Cosa fare ▸
1. Secondo il brano sul design, di quali movimenti è retaggio la pratica?
2. Elenca le fasi del processo che, nel brano sul design, definiscono il design come applicazione rigorosa di un processo.
3. Prosegui il brano sul design dopo la sua ultima frase.

Brano ▸
Interpretazioni più ampie – e altrettanto colpevoli di “rallentarne” la concreta adozione all’interno del mondo imprenditoriale – tendono a legarlo a qualsiasi attività creativa fino agli estremi di considerarlo, essenzialmente, come una “parola-valigia” in grado di contenere qualunque cosa.
La pratica, in realtà, è retaggio di movimenti come Arts & Craft e Bauhaus, innovatori nella forma di oggetti di uso comune, ma soprattutto promotori di una rivoluzione “olistica” dei processi progettuali e produttivi, in grado di investire il prodotto di consumo in tutte le sue fasi di vita, dall’ideazione alla vendita.
Si è poi assistito ad un progressivo “tuning” del concetto di design e della professione del designer che, di fatto, “cambiano pelle” e si evolvono in un insieme o sistema di professioni del progetto in grado di esprimere un approccio metodico alla creazione del nuovo e investono sempre più la dimensione strategica e organizzativa d’impresa. 
In questa nuova ottica evolutiva il design come “buona cultura di progettazione” e come applicazione rigorosa di un processo di ideazione, elaborazione, sviluppo e implementazione si caratterizza come importante strumento di pianificazione consapevole in grado di dare senso e significato ai nuovi prodotti e servizi (de + signare) rafforzando la competitività delle imprese sul mercato.
La cultura su cui si basa il “nuovo” concetto di design forza una comprensione più profonda del contesto in cui si opera (fisico, organizzativo, sociale, …); delle specificità e caratteristiche dei materiali impiegati (prestazioni, valenza simbolica, duttilità produttiva, impatto ambientale); della potenzialità delle tecnologie e soprattutto dell’utente, dei suoi bisogni e della componente emozionale connessa all’utilizzo di determinati prodotti o servizi (legata al loro aspetto esterno, al piacere e all’efficacia derivante dal loro uso e alla loro razionalizzazione ed intellettualizzazione). Soltanto da un rigoroso processo, in grado di integrare virtuosamente tutti questi aspetti, può nascere un intervento capace di garantire, nel tempo, qualità.

Voci del dataset ▸
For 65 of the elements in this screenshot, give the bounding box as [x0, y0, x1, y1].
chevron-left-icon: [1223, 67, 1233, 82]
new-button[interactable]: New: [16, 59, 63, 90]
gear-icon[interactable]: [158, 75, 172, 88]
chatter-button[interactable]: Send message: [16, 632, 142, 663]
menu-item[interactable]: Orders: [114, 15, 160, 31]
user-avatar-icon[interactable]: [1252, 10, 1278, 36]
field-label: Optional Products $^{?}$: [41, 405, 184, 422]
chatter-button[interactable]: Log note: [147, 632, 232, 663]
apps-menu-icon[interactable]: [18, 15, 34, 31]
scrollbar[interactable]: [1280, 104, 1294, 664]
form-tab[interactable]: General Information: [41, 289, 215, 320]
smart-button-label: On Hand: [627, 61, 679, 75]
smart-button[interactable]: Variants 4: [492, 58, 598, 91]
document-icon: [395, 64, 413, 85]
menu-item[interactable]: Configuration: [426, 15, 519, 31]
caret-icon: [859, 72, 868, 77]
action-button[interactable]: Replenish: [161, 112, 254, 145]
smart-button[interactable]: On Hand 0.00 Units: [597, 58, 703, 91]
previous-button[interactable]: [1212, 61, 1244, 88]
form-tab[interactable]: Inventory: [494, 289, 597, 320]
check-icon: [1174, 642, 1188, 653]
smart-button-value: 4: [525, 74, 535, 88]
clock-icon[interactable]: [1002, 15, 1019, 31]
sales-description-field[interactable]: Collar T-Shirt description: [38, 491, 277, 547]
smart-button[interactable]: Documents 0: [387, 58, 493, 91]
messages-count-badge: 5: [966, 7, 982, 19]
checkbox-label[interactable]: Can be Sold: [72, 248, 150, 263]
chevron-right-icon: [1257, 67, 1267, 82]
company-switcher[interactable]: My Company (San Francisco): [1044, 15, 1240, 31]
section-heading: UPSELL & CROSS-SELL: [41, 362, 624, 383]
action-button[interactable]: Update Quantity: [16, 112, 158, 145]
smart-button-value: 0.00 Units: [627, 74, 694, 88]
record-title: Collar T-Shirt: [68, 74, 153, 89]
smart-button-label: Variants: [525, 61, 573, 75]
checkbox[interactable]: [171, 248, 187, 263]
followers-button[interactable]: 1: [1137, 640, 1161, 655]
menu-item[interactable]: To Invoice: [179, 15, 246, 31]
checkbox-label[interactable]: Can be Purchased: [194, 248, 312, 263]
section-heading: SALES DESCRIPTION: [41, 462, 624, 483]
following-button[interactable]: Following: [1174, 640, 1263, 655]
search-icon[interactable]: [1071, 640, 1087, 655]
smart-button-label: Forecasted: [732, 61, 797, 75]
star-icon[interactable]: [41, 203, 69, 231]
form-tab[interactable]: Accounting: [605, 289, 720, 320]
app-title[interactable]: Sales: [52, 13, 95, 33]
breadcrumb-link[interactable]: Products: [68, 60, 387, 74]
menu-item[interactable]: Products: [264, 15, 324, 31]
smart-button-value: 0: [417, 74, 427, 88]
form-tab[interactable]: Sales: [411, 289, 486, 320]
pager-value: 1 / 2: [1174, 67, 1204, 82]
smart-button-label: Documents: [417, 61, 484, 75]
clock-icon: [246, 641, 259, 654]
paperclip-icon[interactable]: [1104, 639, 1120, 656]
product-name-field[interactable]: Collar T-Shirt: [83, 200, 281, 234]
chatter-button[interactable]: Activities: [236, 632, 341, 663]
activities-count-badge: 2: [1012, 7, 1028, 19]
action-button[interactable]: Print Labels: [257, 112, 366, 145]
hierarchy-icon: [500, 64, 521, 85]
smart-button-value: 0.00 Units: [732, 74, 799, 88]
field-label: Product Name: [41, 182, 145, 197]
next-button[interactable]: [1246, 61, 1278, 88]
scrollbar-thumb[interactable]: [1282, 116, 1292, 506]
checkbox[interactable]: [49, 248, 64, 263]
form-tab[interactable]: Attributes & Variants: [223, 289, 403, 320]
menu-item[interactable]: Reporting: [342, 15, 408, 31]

Soluzioni dell'esercizio ▸
1. Di movimenti come Arts & Craft e Bauhaus.

2. Ideazione, elaborazione, sviluppo, implementazione.

3.
Questo è il design: non più quindi solo fattore estetico, antropomorfo, ergonomico, ma studio di precompetitività, “meta progetto”, in grado di rispondere alla domanda “come?” e alla domanda “che cosa?”. Come sviluppare un nuovo prodotto o servizio? Come realizzarlo? Come lanciarlo sul mercato? Come organizzare l’impresa per raggiungere questa soluzione? Quali sono gli aspetti su cui porre attenzione?  Quali problematiche sono in grado di affrontare le soluzioni proposte?
Integrare e promuovere il design nella sua più moderna accezione nel sistema delle piccole e medie imprese vuol dire avvicinare alle filiere produttive – attraverso mirate iniziative di evangelismo – un tipo di cultura progettuale in grado di contribuire al rafforzamento della loro capacità di offerta supportandoli nella produzione, gestione e valorizzazione di prodotti e servizi non solo belli, emotivi, viscerali (e spesso superficiali) ma reale portatori di efficienza, funzionalità, benessere, innovazione.
Sulle spalle dei designer e delle Istituzioni si carica oggi il peso di una forte e permanente azione di sensibilizzazione nei confronti delle imprese e della stessa Pubblica Amministrazione che liberi il design dall’accezione accessoria ed estetica e lo proietti verso un linguaggio teso a migliorare la qualità e ammodernare prodotti e servizi e, in misura più rilevante, la sostenibilità della vita quotidiana di tutti noi.